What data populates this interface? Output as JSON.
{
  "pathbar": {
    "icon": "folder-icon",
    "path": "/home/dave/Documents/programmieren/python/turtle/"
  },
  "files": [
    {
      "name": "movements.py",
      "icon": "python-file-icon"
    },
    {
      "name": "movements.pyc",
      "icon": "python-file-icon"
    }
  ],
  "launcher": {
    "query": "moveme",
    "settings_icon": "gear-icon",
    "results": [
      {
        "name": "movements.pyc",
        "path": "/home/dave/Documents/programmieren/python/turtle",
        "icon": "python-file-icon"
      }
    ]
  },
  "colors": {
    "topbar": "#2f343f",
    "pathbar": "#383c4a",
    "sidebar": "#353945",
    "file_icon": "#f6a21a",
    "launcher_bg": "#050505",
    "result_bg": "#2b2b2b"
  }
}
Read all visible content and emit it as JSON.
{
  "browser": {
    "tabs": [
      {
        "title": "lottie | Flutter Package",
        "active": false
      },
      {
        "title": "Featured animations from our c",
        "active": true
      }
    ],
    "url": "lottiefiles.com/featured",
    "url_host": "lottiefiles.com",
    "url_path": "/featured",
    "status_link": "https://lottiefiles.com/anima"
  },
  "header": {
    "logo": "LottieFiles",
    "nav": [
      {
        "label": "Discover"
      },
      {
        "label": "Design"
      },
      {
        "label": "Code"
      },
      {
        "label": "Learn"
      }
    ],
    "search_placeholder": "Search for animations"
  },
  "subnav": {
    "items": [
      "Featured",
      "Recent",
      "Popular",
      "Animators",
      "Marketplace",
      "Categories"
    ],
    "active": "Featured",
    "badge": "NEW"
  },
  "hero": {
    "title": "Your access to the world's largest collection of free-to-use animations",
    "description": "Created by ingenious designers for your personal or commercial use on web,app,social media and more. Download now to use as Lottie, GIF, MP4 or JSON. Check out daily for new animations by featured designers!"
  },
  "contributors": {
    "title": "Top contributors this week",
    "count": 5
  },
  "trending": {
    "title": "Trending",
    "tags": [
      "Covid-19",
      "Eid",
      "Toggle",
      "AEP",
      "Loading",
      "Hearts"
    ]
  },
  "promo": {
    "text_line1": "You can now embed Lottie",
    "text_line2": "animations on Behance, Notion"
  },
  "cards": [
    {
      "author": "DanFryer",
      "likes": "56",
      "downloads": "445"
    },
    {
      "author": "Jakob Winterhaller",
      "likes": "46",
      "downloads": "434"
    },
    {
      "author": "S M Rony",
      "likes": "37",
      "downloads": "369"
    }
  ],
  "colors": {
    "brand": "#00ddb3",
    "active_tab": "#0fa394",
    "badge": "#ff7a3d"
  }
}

> _THE TASK_
Return from the data every line that holds "JSON".

> _SOLUTION TO THIS TASK_
What data populates this interface? Output as JSON.
Read all visible content and emit it as JSON.
    "description": "Created by ingenious designers for your personal or commercial use on web,app,social media and more. Download now to use as Lottie, GIF, MP4 or JSON. Check out daily for new animations by featured designers!"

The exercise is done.